* **WHAT YOU WILL DO**
Quote the records that follow in full and exactly; leave out the pictures.

(Source records)
--------------------
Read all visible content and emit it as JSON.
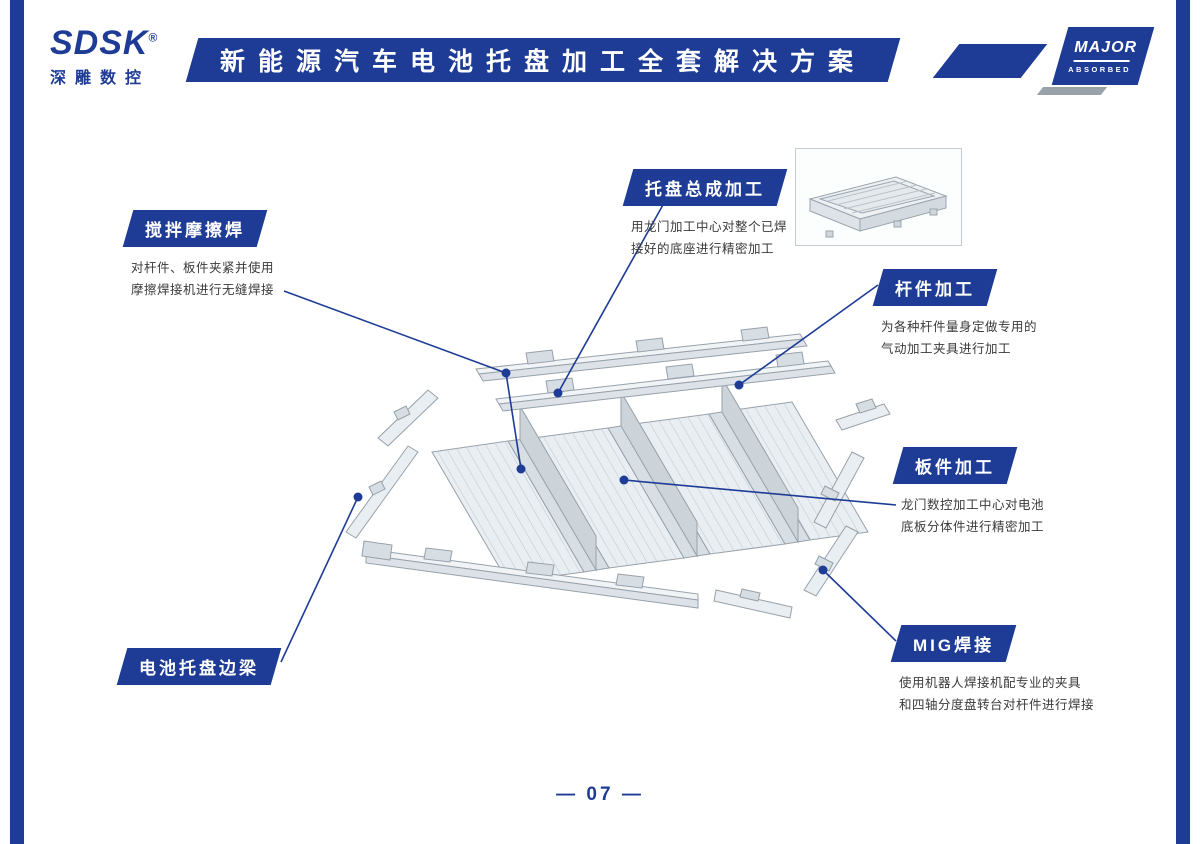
{
  "page": {
    "accent_color": "#1e3c96",
    "footer_text": "— 07 —"
  },
  "logo": {
    "name": "SDSK",
    "reg": "®",
    "subtitle": "深雕数控"
  },
  "header": {
    "title": "新能源汽车电池托盘加工全套解决方案"
  },
  "badge": {
    "line1": "MAJOR",
    "line2": "ABSORBED"
  },
  "callouts": [
    {
      "id": "friction-stir-welding",
      "title": "搅拌摩擦焊",
      "desc_line1": "对杆件、板件夹紧并使用",
      "desc_line2": "摩擦焊接机进行无缝焊接"
    },
    {
      "id": "tray-assembly-machining",
      "title": "托盘总成加工",
      "desc_line1": "用龙门加工中心对整个已焊",
      "desc_line2": "接好的底座进行精密加工"
    },
    {
      "id": "rod-machining",
      "title": "杆件加工",
      "desc_line1": "为各种杆件量身定做专用的",
      "desc_line2": "气动加工夹具进行加工"
    },
    {
      "id": "plate-machining",
      "title": "板件加工",
      "desc_line1": "龙门数控加工中心对电池",
      "desc_line2": "底板分体件进行精密加工"
    },
    {
      "id": "mig-welding",
      "title": "MIG焊接",
      "desc_line1": "使用机器人焊接机配专业的夹具",
      "desc_line2": "和四轴分度盘转台对杆件进行焊接"
    },
    {
      "id": "battery-tray-side-beam",
      "title": "电池托盘边梁"
    }
  ]
}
--------------------
* **SOLVED PROBLEM**
Read all visible content and emit it as JSON.
{
  "page": {
    "accent_color": "#1e3c96",
    "footer_text": "— 07 —"
  },
  "logo": {
    "name": "SDSK",
    "reg": "®",
    "subtitle": "深雕数控"
  },
  "header": {
    "title": "新能源汽车电池托盘加工全套解决方案"
  },
  "badge": {
    "line1": "MAJOR",
    "line2": "ABSORBED"
  },
  "callouts": [
    {
      "id": "friction-stir-welding",
      "title": "搅拌摩擦焊",
      "desc_line1": "对杆件、板件夹紧并使用",
      "desc_line2": "摩擦焊接机进行无缝焊接"
    },
    {
      "id": "tray-assembly-machining",
      "title": "托盘总成加工",
      "desc_line1": "用龙门加工中心对整个已焊",
      "desc_line2": "接好的底座进行精密加工"
    },
    {
      "id": "rod-machining",
      "title": "杆件加工",
      "desc_line1": "为各种杆件量身定做专用的",
      "desc_line2": "气动加工夹具进行加工"
    },
    {
      "id": "plate-machining",
      "title": "板件加工",
      "desc_line1": "龙门数控加工中心对电池",
      "desc_line2": "底板分体件进行精密加工"
    },
    {
      "id": "mig-welding",
      "title": "MIG焊接",
      "desc_line1": "使用机器人焊接机配专业的夹具",
      "desc_line2": "和四轴分度盘转台对杆件进行焊接"
    },
    {
      "id": "battery-tray-side-beam",
      "title": "电池托盘边梁"
    }
  ]
}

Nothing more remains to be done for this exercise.